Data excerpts
▬▬▬▬▬▬▬▬▬▬
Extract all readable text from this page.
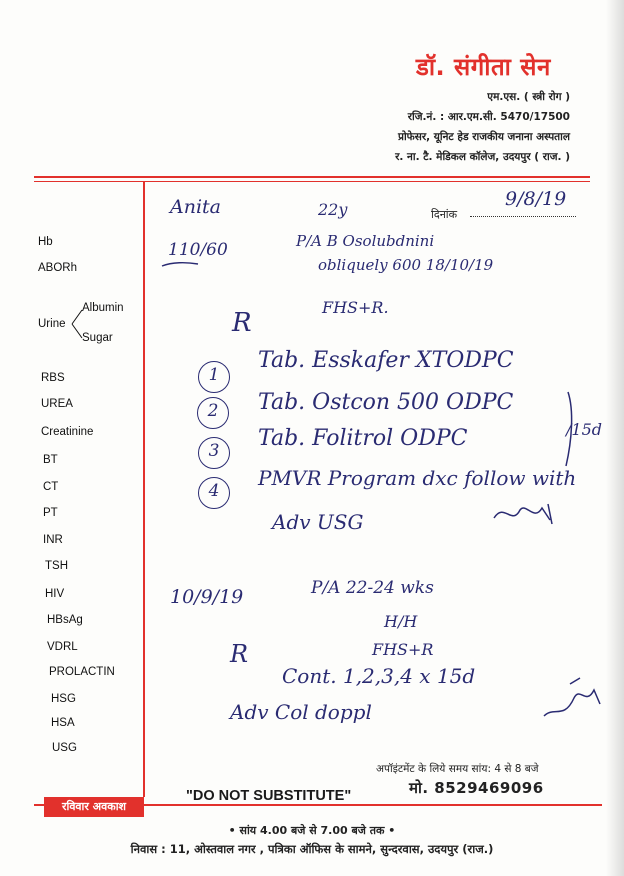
डॉ. संगीता सेन
एम.एस. ( स्त्री रोग )
रजि.नं. : आर.एम.सी. 5470/17500
प्रोफेसर, यूनिट हेड राजकीय जनाना अस्पताल
र. ना. टै. मेडिकल कॉलेज, उदयपुर ( राज. )
Hb
ABORh
Urine
Albumin
Sugar
RBS
UREA
Creatinine
BT
CT
PT
INR
TSH
HIV
HBsAg
VDRL
PROLACTIN
HSG
HSA
USG
दिनांक
Anita	22y	9/8/19
110/60	P/A B Osolubdnini
obliquely 600 18/10/19
FHS+R.
R
1
Tab. Esskafer XTODPC
2	Tab. Ostcon 500 ODPC
3	Tab. Folitrol ODPC
4
PMVR Program dxc follow with
/15d
Adv USG
10/9/19	P/A 22-24 wks
H/H
FHS+R
R
Cont. 1,2,3,4 x 15d
Adv Col doppl
अपॉइंटमेंट के लिये समय सांय: 4 से 8 बजे
मो. 8529469096
रविवार अवकाश
"DO NOT SUBSTITUTE"
• सांय 4.00 बजे से 7.00 बजे तक •
निवास : 11, ओस्तवाल नगर , पत्रिका ऑफिस के सामने, सुन्दरवास, उदयपुर (राज.)
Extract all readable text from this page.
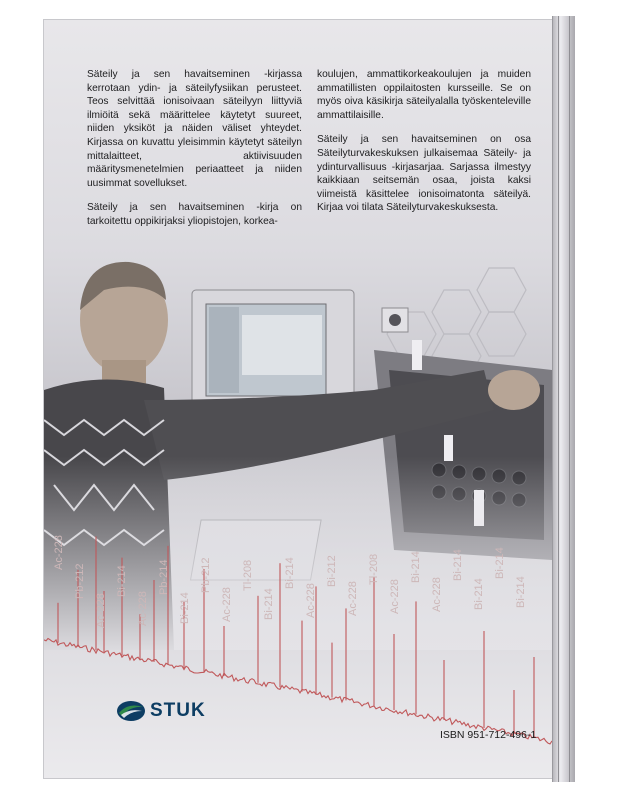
Ac-228
Pb-212
Ac-228
Bi-214
Ac-228
Pb-214
Bi-214
Pb-212
Ac-228
Tl-208
Bi-214
Bi-214
Ac-228
Bi-212
Ac-228
Tl-208
Ac-228
Bi-214
Ac-228
Bi-214
Bi-214
Bi-214
Bi-214

Säteily ja sen havaitseminen -kirjassa kerrotaan ydin- ja säteilyfysiikan perusteet. Teos selvittää ionisoivaan säteilyyn liittyviä ilmiöitä sekä määrittelee käytetyt suureet, niiden yksiköt ja näiden väliset yhteydet. Kirjassa on kuvattu yleisimmin käytetyt säteilyn mittalaitteet, aktiivisuuden määritysmenetelmien periaatteet ja niiden uusimmat sovellukset.

Säteily ja sen havaitseminen -kirja on tarkoitettu oppikirjaksi yliopistojen, korkea-

koulujen, ammattikorkeakoulujen ja muiden ammatillisten oppilaitosten kursseille. Se on myös oiva käsikirja säteilyalalla työskenteleville ammattilaisille.

Säteily ja sen havaitseminen on osa Säteilyturvakeskuksen julkaisemaa Säteily- ja ydinturvallisuus -kirjasarjaa. Sarjassa ilmestyy kaikkiaan seitsemän osaa, joista kaksi viimeistä käsittelee ionisoimatonta säteilyä. Kirjaa voi tilata Säteilyturvakeskuksesta.

STUK
ISBN 951-712-496-1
▬▬▬▬▬▬▬▬▬▬
- _GIVEN REQUEST_: All of the records above must be copied exactly, except for the pictures.

- _CORRECT RESPONSE_:
Extract all readable text from this page.
डॉ. संगीता सेन
एम.एस. ( स्त्री रोग )
रजि.नं. : आर.एम.सी. 5470/17500
प्रोफेसर, यूनिट हेड राजकीय जनाना अस्पताल
र. ना. टै. मेडिकल कॉलेज, उदयपुर ( राज. )
Hb
ABORh
Urine
Albumin
Sugar
RBS
UREA
Creatinine
BT
CT
PT
INR
TSH
HIV
HBsAg
VDRL
PROLACTIN
HSG
HSA
USG
दिनांक
Anita	22y	9/8/19
110/60	P/A B Osolubdnini
obliquely 600 18/10/19
FHS+R.
R
1
Tab. Esskafer XTODPC
2	Tab. Ostcon 500 ODPC
3	Tab. Folitrol ODPC
4
PMVR Program dxc follow with
/15d
Adv USG
10/9/19	P/A 22-24 wks
H/H
FHS+R
R
Cont. 1,2,3,4 x 15d
Adv Col doppl
अपॉइंटमेंट के लिये समय सांय: 4 से 8 बजे
मो. 8529469096
रविवार अवकाश
"DO NOT SUBSTITUTE"
• सांय 4.00 बजे से 7.00 बजे तक •
निवास : 11, ओस्तवाल नगर , पत्रिका ऑफिस के सामने, सुन्दरवास, उदयपुर (राज.)
Extract all readable text from this page.
Ac-228
Pb-212
Ac-228
Bi-214
Ac-228
Pb-214
Bi-214
Pb-212
Ac-228
Tl-208
Bi-214
Bi-214
Ac-228
Bi-212
Ac-228
Tl-208
Ac-228
Bi-214
Ac-228
Bi-214
Bi-214
Bi-214
Bi-214

Säteily ja sen havaitseminen -kirjassa kerrotaan ydin- ja säteilyfysiikan perusteet. Teos selvittää ionisoivaan säteilyyn liittyviä ilmiöitä sekä määrittelee käytetyt suureet, niiden yksiköt ja näiden väliset yhteydet. Kirjassa on kuvattu yleisimmin käytetyt säteilyn mittalaitteet, aktiivisuuden määritysmenetelmien periaatteet ja niiden uusimmat sovellukset.

Säteily ja sen havaitseminen -kirja on tarkoitettu oppikirjaksi yliopistojen, korkea-

koulujen, ammattikorkeakoulujen ja muiden ammatillisten oppilaitosten kursseille. Se on myös oiva käsikirja säteilyalalla työskenteleville ammattilaisille.

Säteily ja sen havaitseminen on osa Säteilyturvakeskuksen julkaisemaa Säteily- ja ydinturvallisuus -kirjasarjaa. Sarjassa ilmestyy kaikkiaan seitsemän osaa, joista kaksi viimeistä käsittelee ionisoimatonta säteilyä. Kirjaa voi tilata Säteilyturvakeskuksesta.

STUK
ISBN 951-712-496-1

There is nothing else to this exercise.